Stored data:
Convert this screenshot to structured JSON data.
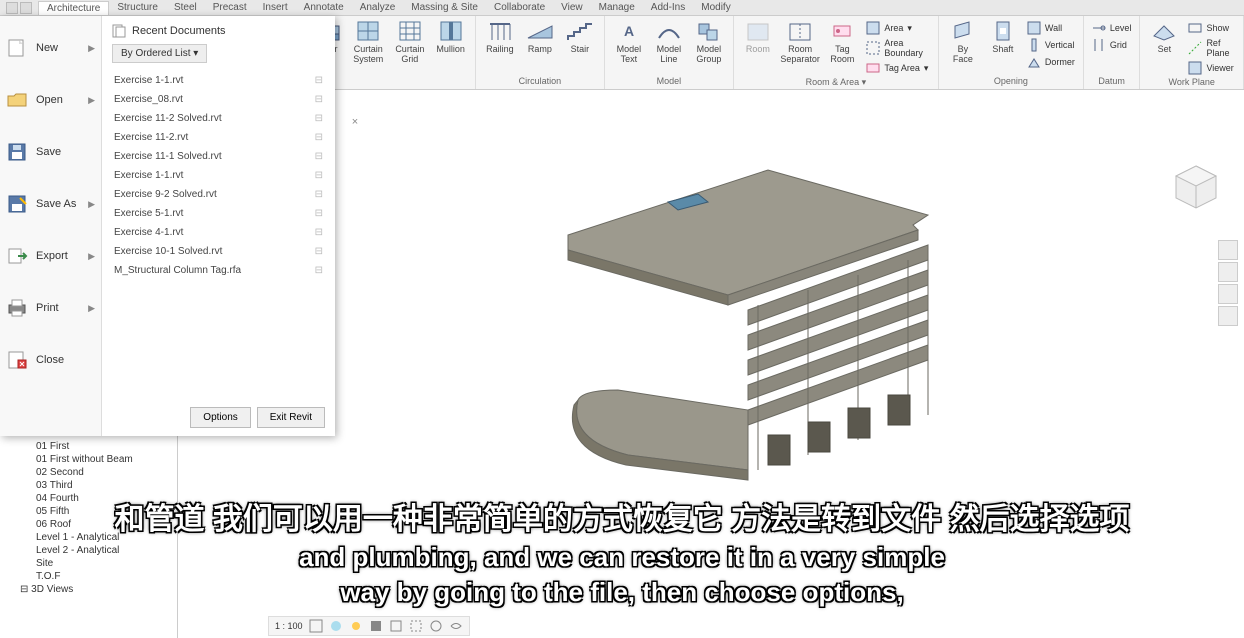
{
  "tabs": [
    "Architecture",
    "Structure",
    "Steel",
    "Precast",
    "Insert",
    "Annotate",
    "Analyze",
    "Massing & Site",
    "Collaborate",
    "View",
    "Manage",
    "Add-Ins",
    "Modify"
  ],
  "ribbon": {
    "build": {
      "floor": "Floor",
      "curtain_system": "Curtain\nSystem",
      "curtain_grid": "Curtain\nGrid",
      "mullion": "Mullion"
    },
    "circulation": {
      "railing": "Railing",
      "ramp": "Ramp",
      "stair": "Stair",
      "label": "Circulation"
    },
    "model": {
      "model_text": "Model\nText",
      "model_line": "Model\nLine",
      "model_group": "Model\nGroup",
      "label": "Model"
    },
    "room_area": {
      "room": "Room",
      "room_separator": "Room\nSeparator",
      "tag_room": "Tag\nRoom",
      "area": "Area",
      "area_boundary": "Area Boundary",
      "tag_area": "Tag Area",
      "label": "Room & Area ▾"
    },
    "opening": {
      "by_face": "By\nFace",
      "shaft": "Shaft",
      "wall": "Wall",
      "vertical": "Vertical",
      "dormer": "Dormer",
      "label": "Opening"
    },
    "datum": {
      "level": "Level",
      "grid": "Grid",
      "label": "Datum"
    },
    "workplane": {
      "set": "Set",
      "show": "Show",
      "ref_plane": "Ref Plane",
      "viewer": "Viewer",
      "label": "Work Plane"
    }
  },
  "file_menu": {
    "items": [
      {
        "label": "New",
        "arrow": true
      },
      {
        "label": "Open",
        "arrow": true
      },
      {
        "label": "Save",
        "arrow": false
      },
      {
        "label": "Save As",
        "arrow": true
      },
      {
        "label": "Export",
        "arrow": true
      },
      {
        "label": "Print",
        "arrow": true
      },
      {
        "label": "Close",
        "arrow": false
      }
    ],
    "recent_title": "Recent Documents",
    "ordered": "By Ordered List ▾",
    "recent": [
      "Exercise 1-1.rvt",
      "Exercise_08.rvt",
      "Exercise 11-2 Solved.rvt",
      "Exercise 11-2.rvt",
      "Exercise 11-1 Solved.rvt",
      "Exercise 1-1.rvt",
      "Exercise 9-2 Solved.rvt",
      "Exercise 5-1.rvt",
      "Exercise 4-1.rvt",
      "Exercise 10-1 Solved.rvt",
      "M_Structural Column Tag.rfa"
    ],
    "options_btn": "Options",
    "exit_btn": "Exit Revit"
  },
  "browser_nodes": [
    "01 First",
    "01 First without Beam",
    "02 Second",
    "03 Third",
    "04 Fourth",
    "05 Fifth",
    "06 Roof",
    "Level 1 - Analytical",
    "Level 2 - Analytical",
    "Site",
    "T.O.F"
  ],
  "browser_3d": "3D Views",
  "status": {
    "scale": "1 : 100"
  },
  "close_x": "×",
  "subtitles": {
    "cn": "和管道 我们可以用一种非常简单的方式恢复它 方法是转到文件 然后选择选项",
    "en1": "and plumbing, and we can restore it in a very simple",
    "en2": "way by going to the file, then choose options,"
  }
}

WHAT THE TASK REQUIRES = Your copy of the data above should match it exactly, except that pictures are left out.

FINISHED ANSWER =
Convert this screenshot to structured JSON data.
{
  "tabs": [
    "Architecture",
    "Structure",
    "Steel",
    "Precast",
    "Insert",
    "Annotate",
    "Analyze",
    "Massing & Site",
    "Collaborate",
    "View",
    "Manage",
    "Add-Ins",
    "Modify"
  ],
  "ribbon": {
    "build": {
      "floor": "Floor",
      "curtain_system": "Curtain\nSystem",
      "curtain_grid": "Curtain\nGrid",
      "mullion": "Mullion"
    },
    "circulation": {
      "railing": "Railing",
      "ramp": "Ramp",
      "stair": "Stair",
      "label": "Circulation"
    },
    "model": {
      "model_text": "Model\nText",
      "model_line": "Model\nLine",
      "model_group": "Model\nGroup",
      "label": "Model"
    },
    "room_area": {
      "room": "Room",
      "room_separator": "Room\nSeparator",
      "tag_room": "Tag\nRoom",
      "area": "Area",
      "area_boundary": "Area Boundary",
      "tag_area": "Tag Area",
      "label": "Room & Area ▾"
    },
    "opening": {
      "by_face": "By\nFace",
      "shaft": "Shaft",
      "wall": "Wall",
      "vertical": "Vertical",
      "dormer": "Dormer",
      "label": "Opening"
    },
    "datum": {
      "level": "Level",
      "grid": "Grid",
      "label": "Datum"
    },
    "workplane": {
      "set": "Set",
      "show": "Show",
      "ref_plane": "Ref Plane",
      "viewer": "Viewer",
      "label": "Work Plane"
    }
  },
  "file_menu": {
    "items": [
      {
        "label": "New",
        "arrow": true
      },
      {
        "label": "Open",
        "arrow": true
      },
      {
        "label": "Save",
        "arrow": false
      },
      {
        "label": "Save As",
        "arrow": true
      },
      {
        "label": "Export",
        "arrow": true
      },
      {
        "label": "Print",
        "arrow": true
      },
      {
        "label": "Close",
        "arrow": false
      }
    ],
    "recent_title": "Recent Documents",
    "ordered": "By Ordered List ▾",
    "recent": [
      "Exercise 1-1.rvt",
      "Exercise_08.rvt",
      "Exercise 11-2 Solved.rvt",
      "Exercise 11-2.rvt",
      "Exercise 11-1 Solved.rvt",
      "Exercise 1-1.rvt",
      "Exercise 9-2 Solved.rvt",
      "Exercise 5-1.rvt",
      "Exercise 4-1.rvt",
      "Exercise 10-1 Solved.rvt",
      "M_Structural Column Tag.rfa"
    ],
    "options_btn": "Options",
    "exit_btn": "Exit Revit"
  },
  "browser_nodes": [
    "01 First",
    "01 First without Beam",
    "02 Second",
    "03 Third",
    "04 Fourth",
    "05 Fifth",
    "06 Roof",
    "Level 1 - Analytical",
    "Level 2 - Analytical",
    "Site",
    "T.O.F"
  ],
  "browser_3d": "3D Views",
  "status": {
    "scale": "1 : 100"
  },
  "close_x": "×",
  "subtitles": {
    "cn": "和管道 我们可以用一种非常简单的方式恢复它 方法是转到文件 然后选择选项",
    "en1": "and plumbing, and we can restore it in a very simple",
    "en2": "way by going to the file, then choose options,"
  }
}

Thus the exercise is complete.